=== 本文 ===

9月20日、久しぶりに東京に行った。まきすけさんが主演の映画『新宿鸚哥』を観るため。こういう時に限って、仕事はスムーズに終わらない。本当は、余裕を持って会社を出て、登万里子と少し早いお夕飯を食べようと思っていた。しかし、映画が上映される「高円寺シアターバッカス」がある高円寺に着いたのは、上映時間の10分くらい前であった。まさにギリギリ。急いで高円寺の北口を歩く。

かつて南口は何度か歩いたことがあったものの、北口はおそらく初めてだった。飲食店が左右に並び、新旧入り混じる商店街のような雰囲気があった。映画を観終わったら入りたいお店はあるかな、などと余裕ぶってノロノロ歩き、映画館に着いたのは上映開始5分くらい前だった。登万里子が最前列の端っこを確保しており、「Good job」と親指を立てて感謝の気持ちを表した。登万里子は高円寺に来る前に大雨に降られ、ズボンが半分までびしょ濡れになったとのこと。私は一切雨には降られなかったので、ギリギリに着いたことが逆に良かったのだなと思った。

=== やること ===
- 1) 本文では、映画『新宿鸚哥』が上映された映画館は何という名前ですか。
- 2) 映画『新宿鸚哥』を観に高円寺へ行った日の本文を、最後の文の後から書き継いでください。

=== 提供情報 ===

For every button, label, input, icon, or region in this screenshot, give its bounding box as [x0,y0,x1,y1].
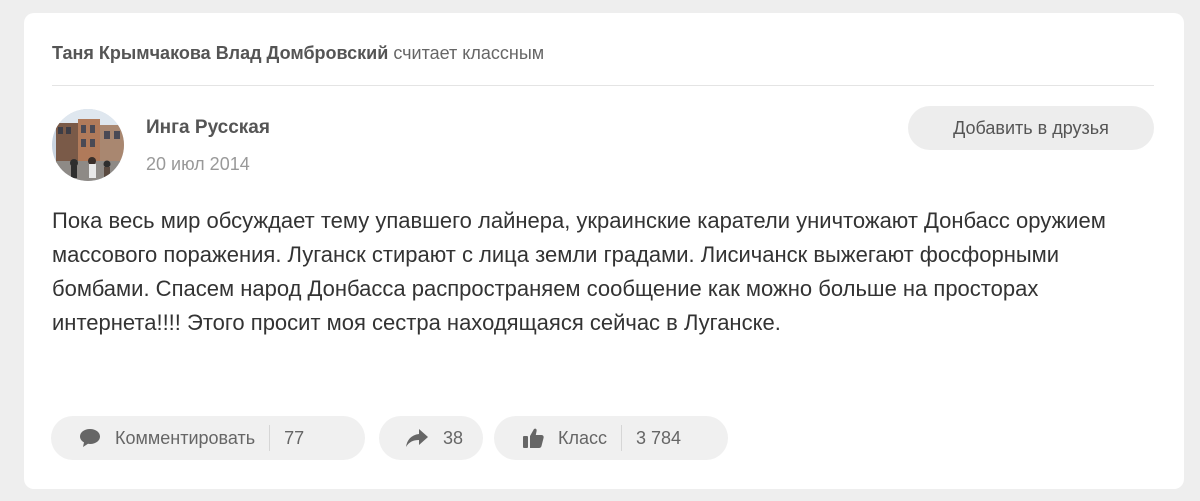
post-author[interactable]: Инга Русская [146,117,270,139]
like-button[interactable]: Класс 3 784 [494,416,728,460]
divider [52,85,1154,86]
feed-card: Таня Крымчакова Влад Домбровский считает… [24,13,1184,489]
post-text: Пока весь мир обсуждает тему упавшего ла… [52,208,1106,335]
post-date[interactable]: 20 июл 2014 [146,154,250,175]
thumbs-up-icon [522,427,544,449]
activity-line: Таня Крымчакова Влад Домбровский считает… [52,43,544,64]
share-count: 38 [443,427,464,448]
activity-action-text: считает классным [393,43,545,63]
activity-actor-2[interactable]: Влад Домбровский [216,43,389,63]
share-button[interactable]: 38 [379,416,483,460]
author-avatar[interactable] [52,109,124,181]
add-friend-button[interactable]: Добавить в друзья [908,106,1154,150]
speech-bubble-icon [79,428,101,448]
activity-actor-1[interactable]: Таня Крымчакова [52,43,211,63]
avatar-photo [52,109,124,181]
comment-separator [269,425,271,451]
comment-button[interactable]: Комментировать 77 [51,416,365,460]
comment-label: Комментировать [115,427,256,448]
like-label: Класс [558,427,607,448]
like-count: 3 784 [636,427,682,448]
like-separator [621,425,622,451]
comment-count: 77 [284,427,305,448]
share-arrow-icon [405,428,429,448]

=== 結果 ===
- 1) 高円寺シアターバッカスです。

- 2)
「高円寺シアターバッカス」入り口

「高円寺シアターバッカス」は、渋谷にあったアップリンクに少し似た雰囲気だった。高円寺のほうがアンダーグラウンド感はあったが。そこまで広くなく、さまざまな種類の椅子があり、リラックスして鑑賞できる感じだった。私は端っこに、その隣に登万里子が。目線は少しだけ見上げるくらいの、最前列だけれどちょうど良い席だった。登万里子と少し会話をして、すぐに映画は始まった。

長くもなく短くもなく、ちょうど良い長さの鑑賞時間で、観終わった後に「久しぶりにこういう映画を観たな」という充実感があった。寺山修司の映画のような不気味さと不思議さを感じたのだ。意味がありそうで意味がなさそうな、わかりそうでわからないような、どっちとも取れるような、観る人にとって多様な答えを用意してくれているような、そんな感じがした。それでいて、ポールダンサーがセクシーで、そのダンスには全ての観客が見入ったに違いない。そして、まきすけさん演じる写真家も、その苦悩と好奇心がよく表れていて、こんな写真家いるかもしれないし、いないかもしれない、という絶妙なバランスの演技に引き込まれた。まきすけさんが主演ということもあり、写真好きならほほ笑んでしまうくらい細部に気を遣っていて、そういった意味でも完成度の高い映画だと思った。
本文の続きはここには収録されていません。